**PROVIDED DATA**
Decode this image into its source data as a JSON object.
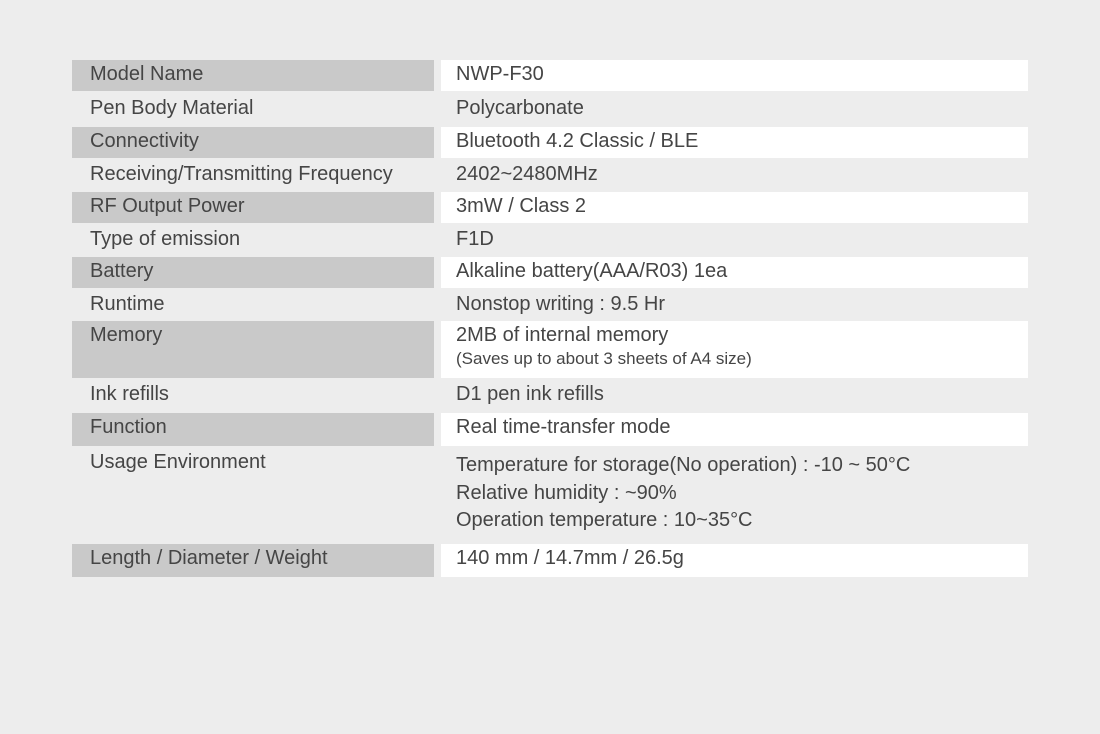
{
  "specs": [
    {
      "label": "Model Name",
      "value": [
        "NWP-F30"
      ],
      "shaded": true
    },
    {
      "label": "Pen Body Material",
      "value": [
        "Polycarbonate"
      ],
      "shaded": false
    },
    {
      "label": "Connectivity",
      "value": [
        "Bluetooth 4.2 Classic / BLE"
      ],
      "shaded": true
    },
    {
      "label": "Receiving/Transmitting Frequency",
      "value": [
        "2402~2480MHz"
      ],
      "shaded": false
    },
    {
      "label": "RF Output Power",
      "value": [
        "3mW / Class 2"
      ],
      "shaded": true
    },
    {
      "label": "Type of emission",
      "value": [
        "F1D"
      ],
      "shaded": false
    },
    {
      "label": "Battery",
      "value": [
        "Alkaline battery(AAA/R03) 1ea"
      ],
      "shaded": true
    },
    {
      "label": "Runtime",
      "value": [
        "Nonstop writing : 9.5 Hr"
      ],
      "shaded": false
    },
    {
      "label": "Memory",
      "value": [
        "2MB of internal memory"
      ],
      "note": "(Saves up to  about 3 sheets of A4 size)",
      "shaded": true
    },
    {
      "label": "Ink refills",
      "value": [
        "D1 pen ink refills"
      ],
      "shaded": false
    },
    {
      "label": "Function",
      "value": [
        "Real time-transfer mode"
      ],
      "shaded": true
    },
    {
      "label": "Usage Environment",
      "value": [
        "Temperature for storage(No operation) : -10 ~ 50°C",
        "Relative humidity : ~90%",
        "Operation temperature : 10~35°C"
      ],
      "shaded": false
    },
    {
      "label": "Length / Diameter / Weight",
      "value": [
        "140 mm / 14.7mm / 26.5g"
      ],
      "shaded": true
    }
  ]
}
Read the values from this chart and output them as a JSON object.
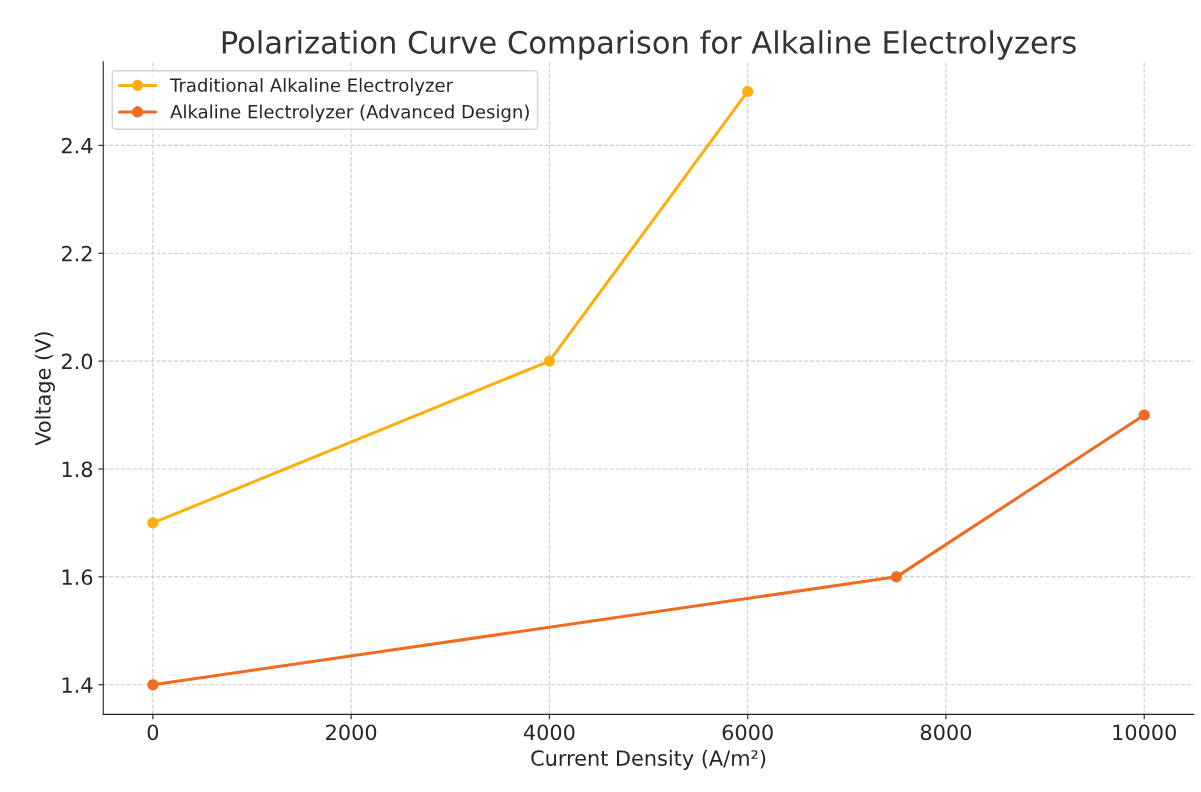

**GIVEN PROBLEM**
Identify each line containing the string "this" and copy it out.

**REPLY TO THE TASK**
Decode this image into its source data as a JSON object.
Read the values from this chart and output them as a JSON object.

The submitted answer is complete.